[Element location listings]
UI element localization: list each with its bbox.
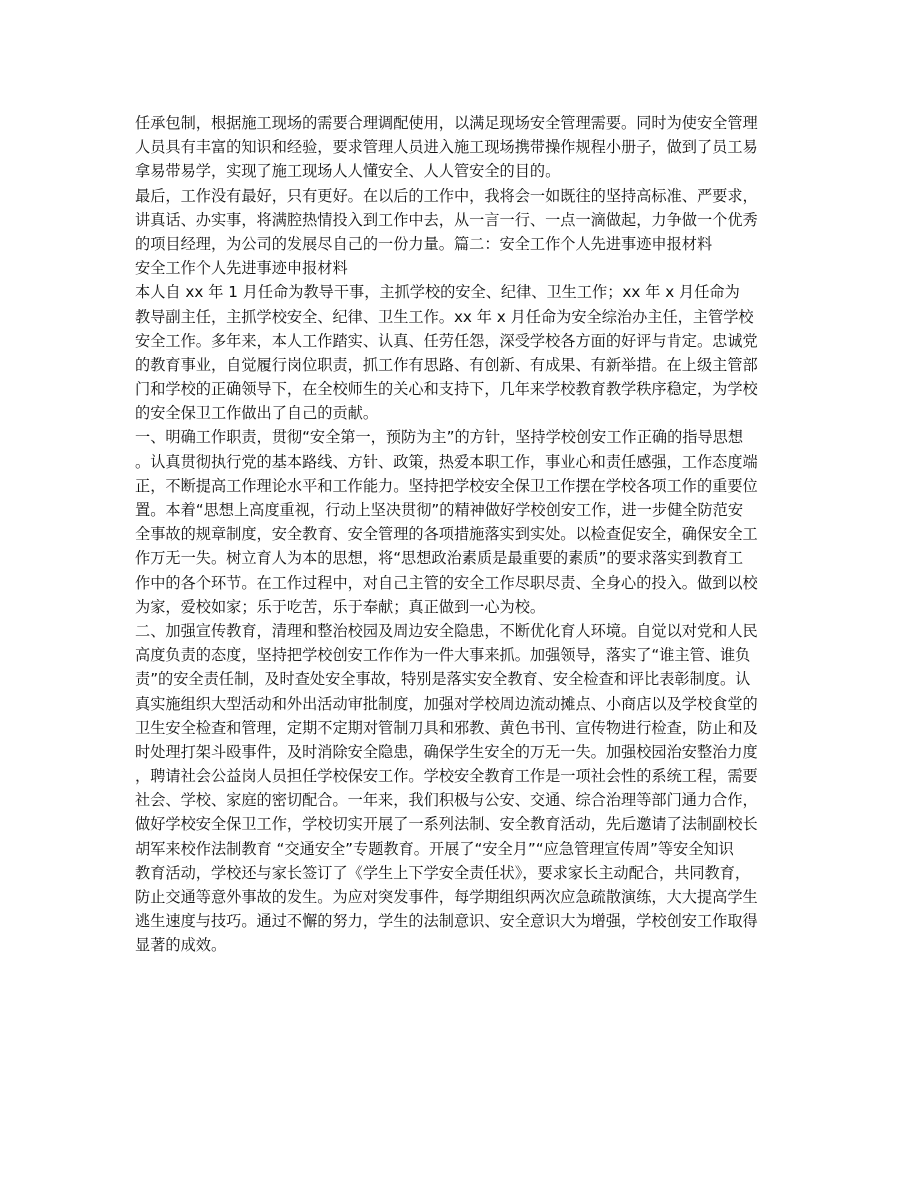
text-line: 门和学校的正确领导下，在全校师生的关心和支持下，几年来学校教育教学秩序稳定，为学校: [135, 380, 758, 399]
text-line: 教育活动，学校还与家长签订了《学生上下学安全责任状》，要求家长主动配合，共同教育，: [135, 863, 751, 882]
text-line: 最后，工作没有最好，只有更好。在以后的工作中，我将会一如既往的坚持高标准、严要求，: [135, 186, 758, 205]
text-line: 社会、学校、家庭的密切配合。一年来，我们积极与公安、交通、综合治理等部门通力合作，: [135, 791, 758, 810]
text-line: 时处理打架斗殴事件，及时消除安全隐患，确保学生安全的万无一失。加强校园治安整治力度: [135, 742, 758, 761]
text-line: 置。本着“思想上高度重视，行动上坚决贯彻”的精神做好学校创安工作，进一步健全防范安: [135, 501, 744, 519]
document-body: [135, 111, 785, 958]
text-line: 本人自 xx 年 1 月任命为教导干事，主抓学校的安全、纪律、卫生工作；xx 年 x 月任命为: [135, 283, 740, 302]
text-line: ，聘请社会公益岗人员担任学校保安工作。学校安全教育工作是一项社会性的系统工程，需要: [135, 767, 758, 786]
text-line: 的安全保卫工作做出了自己的贡献。: [135, 404, 378, 423]
text-line: 做好学校安全保卫工作，学校切实开展了一系列法制、安全教育活动，先后邀请了法制副校长: [135, 815, 758, 834]
text-line: 教导副主任，主抓学校安全、纪律、卫生工作。xx 年 x 月任命为安全综治办主任，主管学校: [135, 307, 754, 326]
text-line: 二、加强宣传教育，清理和整治校园及周边安全隐患，不断优化育人环境。自觉以对党和人民: [135, 621, 758, 640]
text-line: 高度负责的态度，坚持把学校创安工作作为一件大事来抓。加强领导，落实了“谁主管、谁负: [135, 646, 751, 665]
text-line: 为家，爱校如家；乐于吃苦，乐于奉献；真正做到一心为校。: [135, 597, 546, 616]
text-line: 一、明确工作职责，贯彻“安全第一，预防为主”的方针，坚持学校创安工作正确的指导思想: [135, 428, 744, 447]
text-line: 作万无一失。树立育人为本的思想，将“思想政治素质是最重要的素质”的要求落实到教育工: [135, 549, 744, 568]
text-line: 作中的各个环节。在工作过程中，对自己主管的安全工作尽职尽责、全身心的投入。做到以校: [135, 573, 758, 592]
text-line: 安全工作个人先进事迹申报材料: [135, 259, 348, 278]
text-line: 人员具有丰富的知识和经验，要求管理人员进入施工现场携带操作规程小册子，做到了员工易: [135, 138, 758, 157]
text-line: 逃生速度与技巧。通过不懈的努力，学生的法制意识、安全意识大为增强，学校创安工作取得: [135, 912, 758, 931]
text-line: 卫生安全检查和管理，定期不定期对管制刀具和邪教、黄色书刊、宣传物进行检查，防止和及: [135, 718, 758, 737]
text-line: 真实施组织大型活动和外出活动审批制度，加强对学校周边流动摊点、小商店以及学校食堂的: [135, 694, 758, 713]
text-line: 。认真贯彻执行党的基本路线、方针、政策，热爱本职工作，事业心和责任感强，工作态度端: [135, 452, 758, 471]
text-line: 防止交通等意外事故的发生。为应对突发事件，每学期组织两次应急疏散演练，大大提高学生: [135, 888, 758, 906]
text-line: 全事故的规章制度，安全教育、安全管理的各项措施落实到实处。以检查促安全，确保安全工: [135, 525, 758, 544]
text-line: 责”的安全责任制，及时查处安全事故，特别是落实安全教育、安全检查和评比表彰制度。认: [135, 670, 751, 689]
text-line: 胡军来校作法制教育 “交通安全”专题教育。开展了“安全月”“应急管理宣传周”等安全知识: [135, 839, 734, 858]
text-line: 任承包制，根据施工现场的需要合理调配使用，以满足现场安全管理需要。同时为使安全管理: [135, 114, 758, 132]
text-line: 正，不断提高工作理论水平和工作能力。坚持把学校安全保卫工作摆在学校各项工作的重要位: [135, 476, 758, 495]
text-line: 安全工作。多年来，本人工作踏实、认真、任劳任怨，深受学校各方面的好评与肯定。忠诚党: [135, 331, 758, 350]
text-line: 拿易带易学，实现了施工现场人人懂安全、人人管安全的目的。: [135, 162, 561, 181]
text-line: 显著的成效。: [135, 936, 227, 955]
text-line: 的项目经理，为公司的发展尽自己的一份力量。篇二：安全工作个人先进事迹申报材料: [135, 234, 713, 253]
text-line: 的教育事业，自觉履行岗位职责，抓工作有思路、有创新、有成果、有新举措。在上级主管部: [135, 355, 758, 374]
text-line: 讲真话、办实事，将满腔热情投入到工作中去，从一言一行、一点一滴做起，力争做一个优秀: [135, 210, 758, 229]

Exercise goal: Which lines in the records above contain the string "安全工作个人先进事迹申报材料"? Pick out each one and copy it in full, treating case as significant.

Full output:
text-line: 安全工作个人先进事迹申报材料: [135, 259, 348, 278]
text-line: 的项目经理，为公司的发展尽自己的一份力量。篇二：安全工作个人先进事迹申报材料: [135, 234, 713, 253]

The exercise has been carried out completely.